Pick every line from the data that holds the word "name".

===== DATA TO USE

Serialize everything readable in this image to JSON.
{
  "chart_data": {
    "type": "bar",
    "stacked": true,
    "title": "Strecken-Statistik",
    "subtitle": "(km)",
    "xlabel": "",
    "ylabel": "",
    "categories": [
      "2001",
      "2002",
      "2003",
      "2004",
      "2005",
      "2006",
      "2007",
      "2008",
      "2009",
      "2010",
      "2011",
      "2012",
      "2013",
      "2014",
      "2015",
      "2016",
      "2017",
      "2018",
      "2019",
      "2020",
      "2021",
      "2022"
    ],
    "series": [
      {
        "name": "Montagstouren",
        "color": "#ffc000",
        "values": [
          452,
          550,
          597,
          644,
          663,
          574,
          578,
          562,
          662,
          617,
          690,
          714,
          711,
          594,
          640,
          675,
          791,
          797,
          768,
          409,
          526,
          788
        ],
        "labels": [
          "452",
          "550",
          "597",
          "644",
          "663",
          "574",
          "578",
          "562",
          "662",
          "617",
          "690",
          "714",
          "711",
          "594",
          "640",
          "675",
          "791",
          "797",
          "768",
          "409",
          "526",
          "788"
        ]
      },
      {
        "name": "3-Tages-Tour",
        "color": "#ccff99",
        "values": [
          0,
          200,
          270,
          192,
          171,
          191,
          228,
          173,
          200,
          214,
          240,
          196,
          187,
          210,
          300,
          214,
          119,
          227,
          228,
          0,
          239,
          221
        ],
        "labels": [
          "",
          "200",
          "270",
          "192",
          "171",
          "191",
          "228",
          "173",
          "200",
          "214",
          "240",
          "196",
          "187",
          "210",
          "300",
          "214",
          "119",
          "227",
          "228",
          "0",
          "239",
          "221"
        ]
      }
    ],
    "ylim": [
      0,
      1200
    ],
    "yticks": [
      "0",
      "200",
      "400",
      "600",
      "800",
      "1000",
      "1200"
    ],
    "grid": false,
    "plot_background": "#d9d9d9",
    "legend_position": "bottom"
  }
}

==========

OUTPUT OF THE EXERCISE:
        "name": "Montagstouren",
        "name": "3-Tages-Tour",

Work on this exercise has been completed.